Using the data below, gather each line that includes the word "Percent".

— start of SUPPLIED RECORDS —

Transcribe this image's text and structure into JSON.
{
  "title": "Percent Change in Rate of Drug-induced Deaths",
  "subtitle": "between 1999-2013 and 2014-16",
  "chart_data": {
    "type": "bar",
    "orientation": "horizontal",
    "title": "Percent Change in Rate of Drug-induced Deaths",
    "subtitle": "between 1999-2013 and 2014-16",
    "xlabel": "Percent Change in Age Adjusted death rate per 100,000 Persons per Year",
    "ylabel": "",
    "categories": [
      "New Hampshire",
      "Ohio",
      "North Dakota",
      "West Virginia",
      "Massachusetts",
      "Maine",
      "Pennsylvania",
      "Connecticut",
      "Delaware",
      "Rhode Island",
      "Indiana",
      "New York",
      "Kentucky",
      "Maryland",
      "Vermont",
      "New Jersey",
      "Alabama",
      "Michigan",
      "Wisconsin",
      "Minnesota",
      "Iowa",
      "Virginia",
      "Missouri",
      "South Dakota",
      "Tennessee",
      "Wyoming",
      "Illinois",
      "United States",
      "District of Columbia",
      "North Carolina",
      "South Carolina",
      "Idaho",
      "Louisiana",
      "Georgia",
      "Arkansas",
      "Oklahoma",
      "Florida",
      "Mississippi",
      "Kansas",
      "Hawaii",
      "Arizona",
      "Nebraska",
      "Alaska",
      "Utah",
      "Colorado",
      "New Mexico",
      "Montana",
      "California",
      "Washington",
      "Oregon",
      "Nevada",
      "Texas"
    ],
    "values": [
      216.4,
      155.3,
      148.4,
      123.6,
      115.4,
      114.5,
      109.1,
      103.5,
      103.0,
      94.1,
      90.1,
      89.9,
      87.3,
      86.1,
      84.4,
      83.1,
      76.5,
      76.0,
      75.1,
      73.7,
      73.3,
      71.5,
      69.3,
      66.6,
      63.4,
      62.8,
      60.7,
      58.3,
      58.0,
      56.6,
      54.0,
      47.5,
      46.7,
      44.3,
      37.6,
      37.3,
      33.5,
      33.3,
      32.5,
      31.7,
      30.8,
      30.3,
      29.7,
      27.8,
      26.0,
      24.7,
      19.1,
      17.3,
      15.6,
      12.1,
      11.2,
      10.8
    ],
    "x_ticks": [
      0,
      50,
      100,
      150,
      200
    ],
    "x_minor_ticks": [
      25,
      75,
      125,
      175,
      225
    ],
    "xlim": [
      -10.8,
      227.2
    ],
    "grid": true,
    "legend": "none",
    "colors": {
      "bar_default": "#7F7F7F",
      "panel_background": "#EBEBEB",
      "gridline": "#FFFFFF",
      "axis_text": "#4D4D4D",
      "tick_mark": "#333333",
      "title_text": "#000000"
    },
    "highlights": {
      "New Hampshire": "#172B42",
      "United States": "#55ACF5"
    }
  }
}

— end of SUPPLIED RECORDS —

- **CORRECT OUTPUT**
  "title": "Percent Change in Rate of Drug-induced Deaths",
    "title": "Percent Change in Rate of Drug-induced Deaths",
    "xlabel": "Percent Change in Age Adjusted death rate per 100,000 Persons per Year",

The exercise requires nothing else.